EXERCISE — Quote each record exactly, please, leaving none out.

RECORD LIST —
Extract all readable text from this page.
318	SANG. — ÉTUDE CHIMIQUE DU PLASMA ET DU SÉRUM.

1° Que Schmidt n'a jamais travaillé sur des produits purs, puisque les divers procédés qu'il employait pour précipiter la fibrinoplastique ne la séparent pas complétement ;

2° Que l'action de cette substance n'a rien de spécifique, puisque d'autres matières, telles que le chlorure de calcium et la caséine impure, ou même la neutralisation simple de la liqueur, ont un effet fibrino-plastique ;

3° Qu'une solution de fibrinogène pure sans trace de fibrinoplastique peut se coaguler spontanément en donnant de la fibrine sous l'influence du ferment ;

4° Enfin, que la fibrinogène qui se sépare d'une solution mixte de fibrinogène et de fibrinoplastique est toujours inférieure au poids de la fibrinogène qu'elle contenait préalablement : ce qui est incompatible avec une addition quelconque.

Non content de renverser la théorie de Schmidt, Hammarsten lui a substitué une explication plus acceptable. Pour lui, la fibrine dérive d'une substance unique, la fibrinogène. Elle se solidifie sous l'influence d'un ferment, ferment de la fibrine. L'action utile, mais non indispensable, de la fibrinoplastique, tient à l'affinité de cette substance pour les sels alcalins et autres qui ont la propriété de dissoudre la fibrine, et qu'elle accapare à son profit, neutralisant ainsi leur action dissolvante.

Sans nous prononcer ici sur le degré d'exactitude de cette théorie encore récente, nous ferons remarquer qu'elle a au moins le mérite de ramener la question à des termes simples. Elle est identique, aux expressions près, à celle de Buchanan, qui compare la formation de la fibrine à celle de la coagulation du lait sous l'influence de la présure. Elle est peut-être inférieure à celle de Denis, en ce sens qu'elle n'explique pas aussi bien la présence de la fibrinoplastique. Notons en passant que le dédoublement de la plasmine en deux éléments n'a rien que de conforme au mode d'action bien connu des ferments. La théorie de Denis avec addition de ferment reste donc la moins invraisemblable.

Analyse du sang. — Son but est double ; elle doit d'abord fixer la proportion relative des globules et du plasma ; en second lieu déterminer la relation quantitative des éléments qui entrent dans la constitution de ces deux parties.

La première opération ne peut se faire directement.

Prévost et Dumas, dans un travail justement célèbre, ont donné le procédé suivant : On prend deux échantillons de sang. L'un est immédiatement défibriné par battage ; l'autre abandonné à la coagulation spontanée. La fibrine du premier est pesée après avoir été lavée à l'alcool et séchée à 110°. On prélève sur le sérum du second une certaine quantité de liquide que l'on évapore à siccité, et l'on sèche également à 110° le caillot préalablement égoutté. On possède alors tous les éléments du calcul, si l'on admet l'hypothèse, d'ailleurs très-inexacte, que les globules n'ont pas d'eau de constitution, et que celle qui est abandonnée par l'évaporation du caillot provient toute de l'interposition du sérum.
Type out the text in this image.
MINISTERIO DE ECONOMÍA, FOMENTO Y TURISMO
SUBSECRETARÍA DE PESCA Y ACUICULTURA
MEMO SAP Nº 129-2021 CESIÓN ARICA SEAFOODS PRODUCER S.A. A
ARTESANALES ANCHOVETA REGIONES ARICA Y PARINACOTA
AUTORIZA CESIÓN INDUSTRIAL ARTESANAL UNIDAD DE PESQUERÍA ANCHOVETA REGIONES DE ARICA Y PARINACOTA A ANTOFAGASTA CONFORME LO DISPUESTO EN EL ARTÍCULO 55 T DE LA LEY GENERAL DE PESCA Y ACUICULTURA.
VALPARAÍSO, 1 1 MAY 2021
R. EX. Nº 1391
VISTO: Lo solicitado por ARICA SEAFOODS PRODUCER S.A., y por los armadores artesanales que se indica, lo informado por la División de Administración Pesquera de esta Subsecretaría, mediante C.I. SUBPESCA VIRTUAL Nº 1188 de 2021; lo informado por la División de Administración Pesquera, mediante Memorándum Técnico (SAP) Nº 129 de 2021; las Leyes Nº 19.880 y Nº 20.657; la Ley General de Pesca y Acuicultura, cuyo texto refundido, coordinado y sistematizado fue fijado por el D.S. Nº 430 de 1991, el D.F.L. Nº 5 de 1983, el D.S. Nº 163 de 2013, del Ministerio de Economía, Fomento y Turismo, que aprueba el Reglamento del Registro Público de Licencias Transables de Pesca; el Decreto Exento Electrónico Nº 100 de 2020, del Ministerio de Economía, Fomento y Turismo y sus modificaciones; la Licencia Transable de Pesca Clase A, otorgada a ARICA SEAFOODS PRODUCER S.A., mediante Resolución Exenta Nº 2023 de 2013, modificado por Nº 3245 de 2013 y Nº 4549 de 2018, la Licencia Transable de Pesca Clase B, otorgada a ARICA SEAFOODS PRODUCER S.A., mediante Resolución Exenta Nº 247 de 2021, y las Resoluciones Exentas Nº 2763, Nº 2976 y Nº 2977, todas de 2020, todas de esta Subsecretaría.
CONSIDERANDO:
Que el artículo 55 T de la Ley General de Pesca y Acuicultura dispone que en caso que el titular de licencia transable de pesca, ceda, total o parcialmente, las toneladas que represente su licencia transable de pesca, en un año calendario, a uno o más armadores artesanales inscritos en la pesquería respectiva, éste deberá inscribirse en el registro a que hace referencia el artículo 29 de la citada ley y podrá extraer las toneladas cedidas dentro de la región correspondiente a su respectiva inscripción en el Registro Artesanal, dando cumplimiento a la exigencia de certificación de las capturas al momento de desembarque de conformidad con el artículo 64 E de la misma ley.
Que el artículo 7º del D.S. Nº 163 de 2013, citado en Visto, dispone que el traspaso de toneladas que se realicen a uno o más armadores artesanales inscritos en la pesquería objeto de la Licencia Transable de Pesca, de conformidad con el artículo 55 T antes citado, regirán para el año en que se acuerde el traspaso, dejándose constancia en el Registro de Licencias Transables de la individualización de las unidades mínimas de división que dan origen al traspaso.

FULL ANSWER —
Extract all readable text from this page.
318	SANG. — ÉTUDE CHIMIQUE DU PLASMA ET DU SÉRUM.

1° Que Schmidt n'a jamais travaillé sur des produits purs, puisque les divers procédés qu'il employait pour précipiter la fibrinoplastique ne la séparent pas complétement ;

2° Que l'action de cette substance n'a rien de spécifique, puisque d'autres matières, telles que le chlorure de calcium et la caséine impure, ou même la neutralisation simple de la liqueur, ont un effet fibrino-plastique ;

3° Qu'une solution de fibrinogène pure sans trace de fibrinoplastique peut se coaguler spontanément en donnant de la fibrine sous l'influence du ferment ;

4° Enfin, que la fibrinogène qui se sépare d'une solution mixte de fibrinogène et de fibrinoplastique est toujours inférieure au poids de la fibrinogène qu'elle contenait préalablement : ce qui est incompatible avec une addition quelconque.

Non content de renverser la théorie de Schmidt, Hammarsten lui a substitué une explication plus acceptable. Pour lui, la fibrine dérive d'une substance unique, la fibrinogène. Elle se solidifie sous l'influence d'un ferment, ferment de la fibrine. L'action utile, mais non indispensable, de la fibrinoplastique, tient à l'affinité de cette substance pour les sels alcalins et autres qui ont la propriété de dissoudre la fibrine, et qu'elle accapare à son profit, neutralisant ainsi leur action dissolvante.

Sans nous prononcer ici sur le degré d'exactitude de cette théorie encore récente, nous ferons remarquer qu'elle a au moins le mérite de ramener la question à des termes simples. Elle est identique, aux expressions près, à celle de Buchanan, qui compare la formation de la fibrine à celle de la coagulation du lait sous l'influence de la présure. Elle est peut-être inférieure à celle de Denis, en ce sens qu'elle n'explique pas aussi bien la présence de la fibrinoplastique. Notons en passant que le dédoublement de la plasmine en deux éléments n'a rien que de conforme au mode d'action bien connu des ferments. La théorie de Denis avec addition de ferment reste donc la moins invraisemblable.

Analyse du sang. — Son but est double ; elle doit d'abord fixer la proportion relative des globules et du plasma ; en second lieu déterminer la relation quantitative des éléments qui entrent dans la constitution de ces deux parties.

La première opération ne peut se faire directement.

Prévost et Dumas, dans un travail justement célèbre, ont donné le procédé suivant : On prend deux échantillons de sang. L'un est immédiatement défibriné par battage ; l'autre abandonné à la coagulation spontanée. La fibrine du premier est pesée après avoir été lavée à l'alcool et séchée à 110°. On prélève sur le sérum du second une certaine quantité de liquide que l'on évapore à siccité, et l'on sèche également à 110° le caillot préalablement égoutté. On possède alors tous les éléments du calcul, si l'on admet l'hypothèse, d'ailleurs très-inexacte, que les globules n'ont pas d'eau de constitution, et que celle qui est abandonnée par l'évaporation du caillot provient toute de l'interposition du sérum.
Type out the text in this image.
MINISTERIO DE ECONOMÍA, FOMENTO Y TURISMO
SUBSECRETARÍA DE PESCA Y ACUICULTURA
MEMO SAP Nº 129-2021 CESIÓN ARICA SEAFOODS PRODUCER S.A. A
ARTESANALES ANCHOVETA REGIONES ARICA Y PARINACOTA
AUTORIZA CESIÓN INDUSTRIAL ARTESANAL UNIDAD DE PESQUERÍA ANCHOVETA REGIONES DE ARICA Y PARINACOTA A ANTOFAGASTA CONFORME LO DISPUESTO EN EL ARTÍCULO 55 T DE LA LEY GENERAL DE PESCA Y ACUICULTURA.
VALPARAÍSO, 1 1 MAY 2021
R. EX. Nº 1391
VISTO: Lo solicitado por ARICA SEAFOODS PRODUCER S.A., y por los armadores artesanales que se indica, lo informado por la División de Administración Pesquera de esta Subsecretaría, mediante C.I. SUBPESCA VIRTUAL Nº 1188 de 2021; lo informado por la División de Administración Pesquera, mediante Memorándum Técnico (SAP) Nº 129 de 2021; las Leyes Nº 19.880 y Nº 20.657; la Ley General de Pesca y Acuicultura, cuyo texto refundido, coordinado y sistematizado fue fijado por el D.S. Nº 430 de 1991, el D.F.L. Nº 5 de 1983, el D.S. Nº 163 de 2013, del Ministerio de Economía, Fomento y Turismo, que aprueba el Reglamento del Registro Público de Licencias Transables de Pesca; el Decreto Exento Electrónico Nº 100 de 2020, del Ministerio de Economía, Fomento y Turismo y sus modificaciones; la Licencia Transable de Pesca Clase A, otorgada a ARICA SEAFOODS PRODUCER S.A., mediante Resolución Exenta Nº 2023 de 2013, modificado por Nº 3245 de 2013 y Nº 4549 de 2018, la Licencia Transable de Pesca Clase B, otorgada a ARICA SEAFOODS PRODUCER S.A., mediante Resolución Exenta Nº 247 de 2021, y las Resoluciones Exentas Nº 2763, Nº 2976 y Nº 2977, todas de 2020, todas de esta Subsecretaría.
CONSIDERANDO:
Que el artículo 55 T de la Ley General de Pesca y Acuicultura dispone que en caso que el titular de licencia transable de pesca, ceda, total o parcialmente, las toneladas que represente su licencia transable de pesca, en un año calendario, a uno o más armadores artesanales inscritos en la pesquería respectiva, éste deberá inscribirse en el registro a que hace referencia el artículo 29 de la citada ley y podrá extraer las toneladas cedidas dentro de la región correspondiente a su respectiva inscripción en el Registro Artesanal, dando cumplimiento a la exigencia de certificación de las capturas al momento de desembarque de conformidad con el artículo 64 E de la misma ley.
Que el artículo 7º del D.S. Nº 163 de 2013, citado en Visto, dispone que el traspaso de toneladas que se realicen a uno o más armadores artesanales inscritos en la pesquería objeto de la Licencia Transable de Pesca, de conformidad con el artículo 55 T antes citado, regirán para el año en que se acuerde el traspaso, dejándose constancia en el Registro de Licencias Transables de la individualización de las unidades mínimas de división que dan origen al traspaso.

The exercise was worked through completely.